[ENTRIES]
— Start —

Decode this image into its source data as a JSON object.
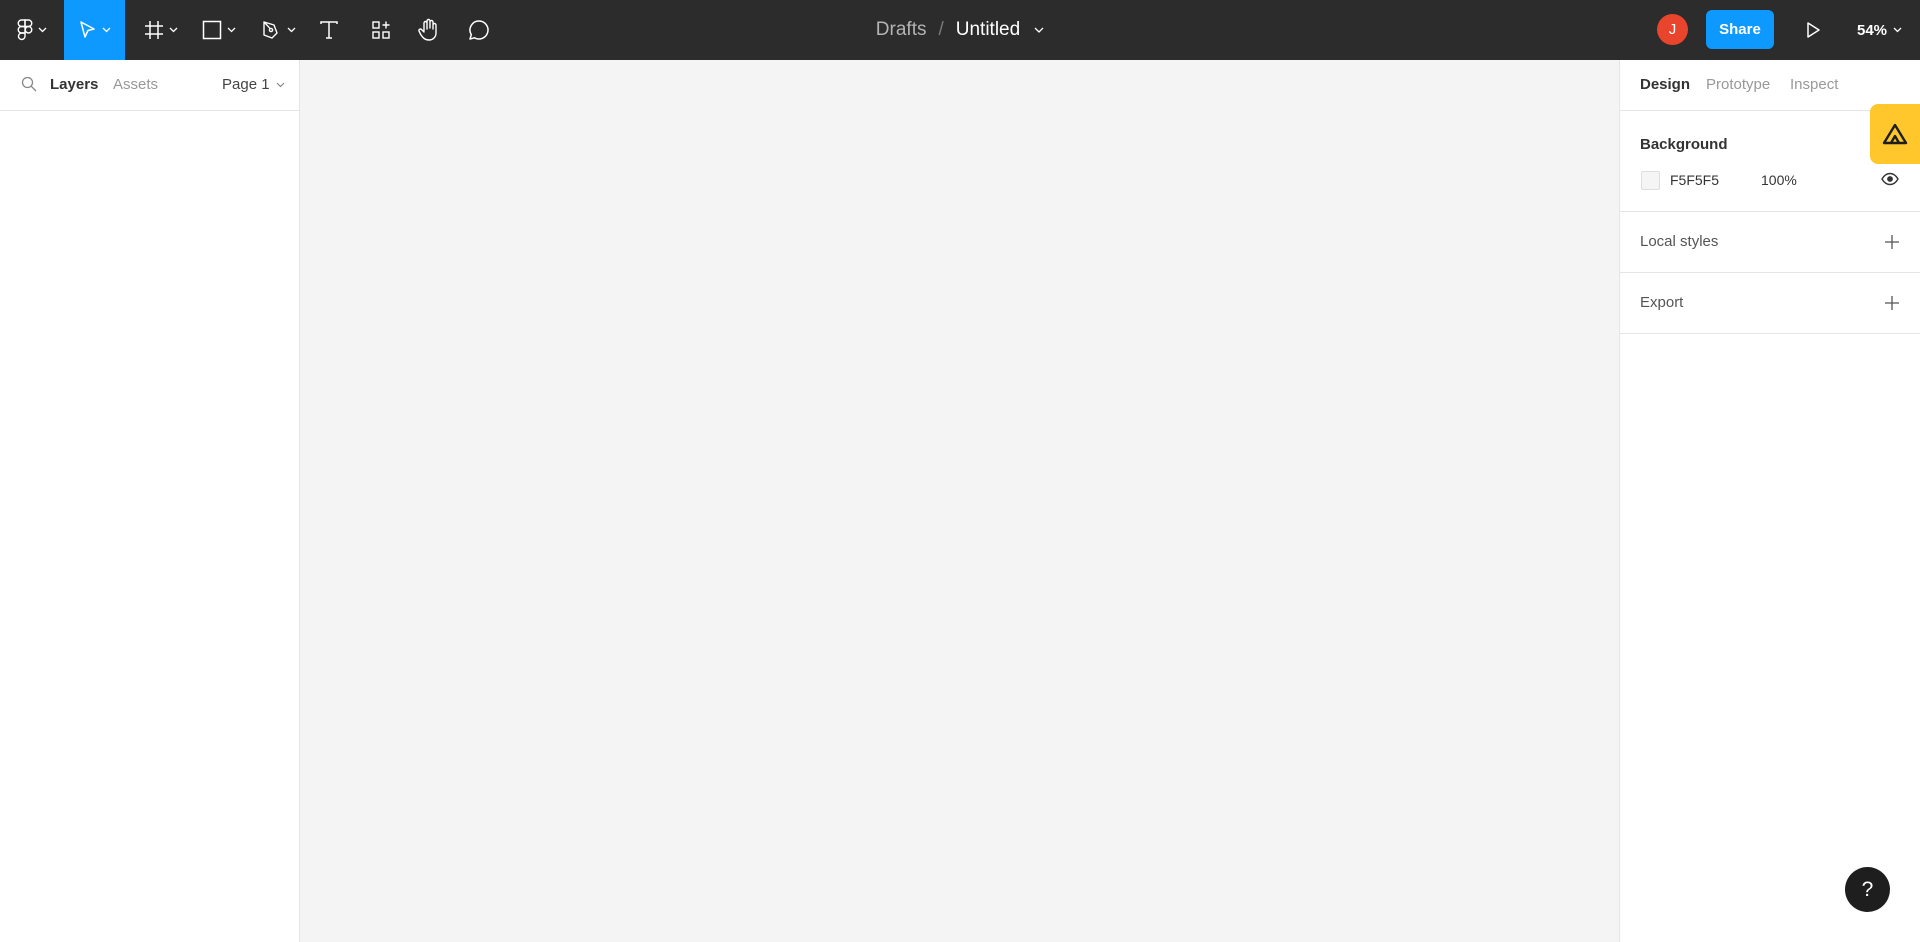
{
  "toolbar": {
    "main_menu_icon": "figma-logo-icon",
    "tools": [
      {
        "name": "move",
        "icon": "pointer-icon",
        "active": true
      },
      {
        "name": "frame",
        "icon": "frame-hash-icon"
      },
      {
        "name": "shape",
        "icon": "rectangle-icon"
      },
      {
        "name": "pen",
        "icon": "pen-icon"
      },
      {
        "name": "text",
        "icon": "text-icon"
      },
      {
        "name": "resources",
        "icon": "components-icon"
      },
      {
        "name": "hand",
        "icon": "hand-icon"
      },
      {
        "name": "comment",
        "icon": "comment-bubble-icon"
      }
    ],
    "breadcrumb": "Drafts",
    "separator": "/",
    "file_title": "Untitled",
    "avatar_initial": "J",
    "share_label": "Share",
    "zoom": "54%"
  },
  "left_panel": {
    "tabs": [
      "Layers",
      "Assets"
    ],
    "active_tab": "Layers",
    "page_selector": "Page 1"
  },
  "right_panel": {
    "tabs": [
      "Design",
      "Prototype",
      "Inspect"
    ],
    "active_tab": "Design",
    "background": {
      "title": "Background",
      "hex": "F5F5F5",
      "opacity": "100%",
      "swatch_color": "#F5F5F5"
    },
    "local_styles_label": "Local styles",
    "export_label": "Export"
  },
  "help_label": "?",
  "colors": {
    "toolbar_bg": "#2c2c2c",
    "accent": "#0d99ff",
    "avatar": "#e8452c",
    "plugin_badge": "#ffc72b",
    "canvas": "#f4f4f4"
  }
}
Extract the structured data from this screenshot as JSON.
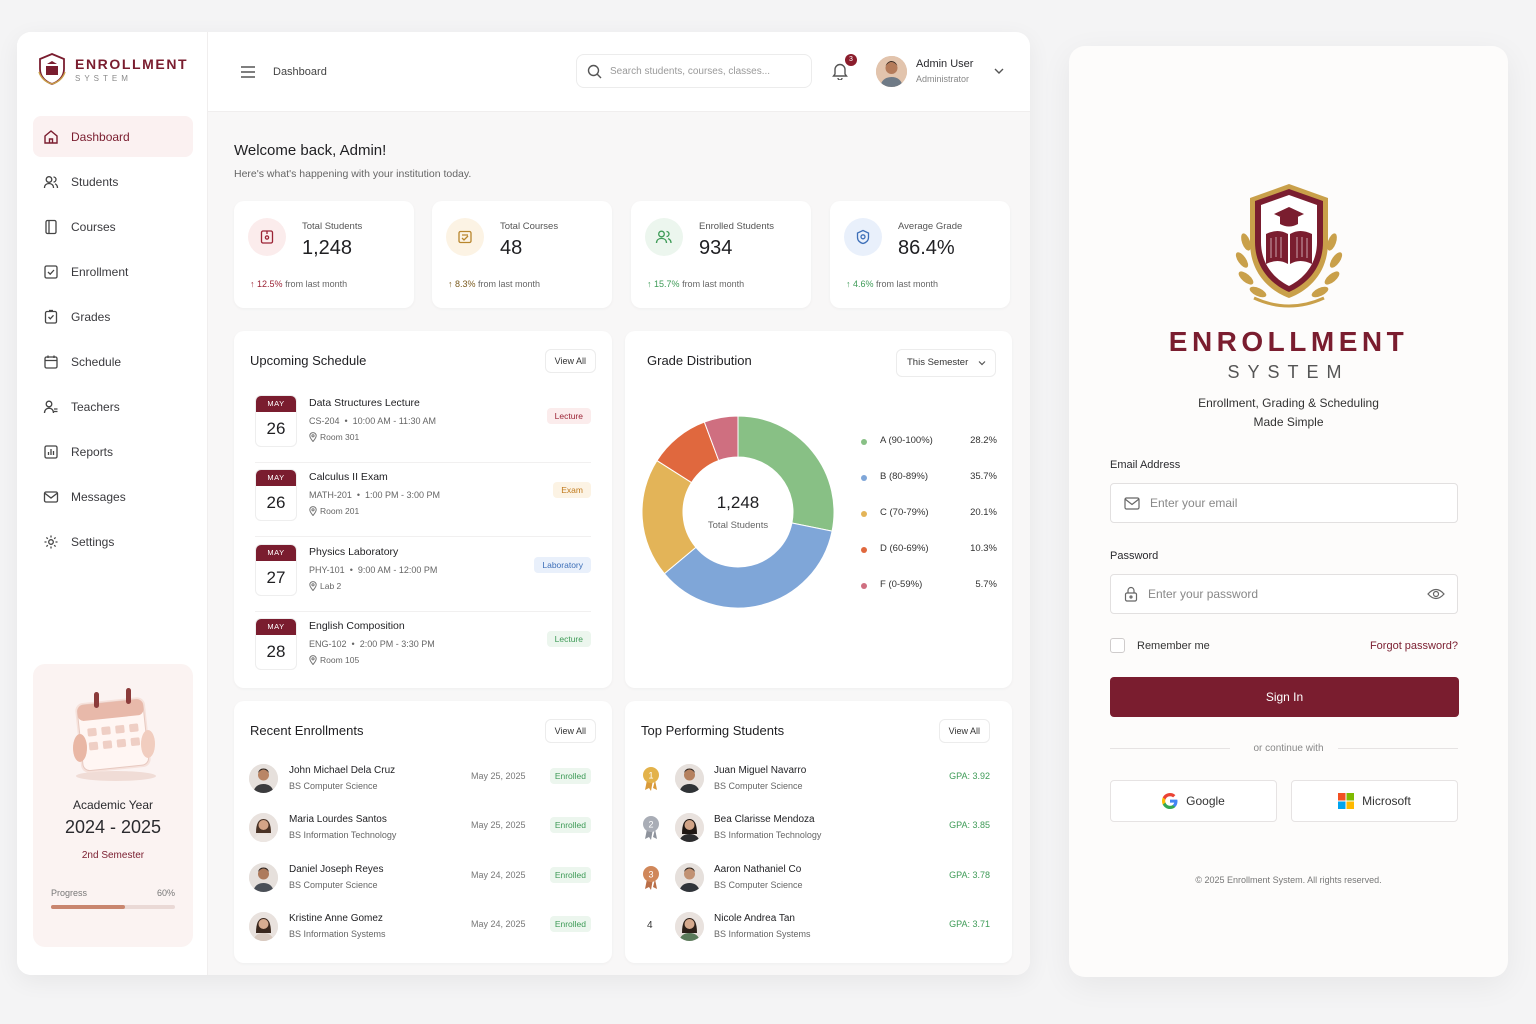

— End —

[WHAT TO WORK ON] Read the lines above. Gather those in which the string "this" is found.

[THE RESPONSE]
Decode this image into its source data as a JSON object.
Extract the structured data from this screenshot as JSON.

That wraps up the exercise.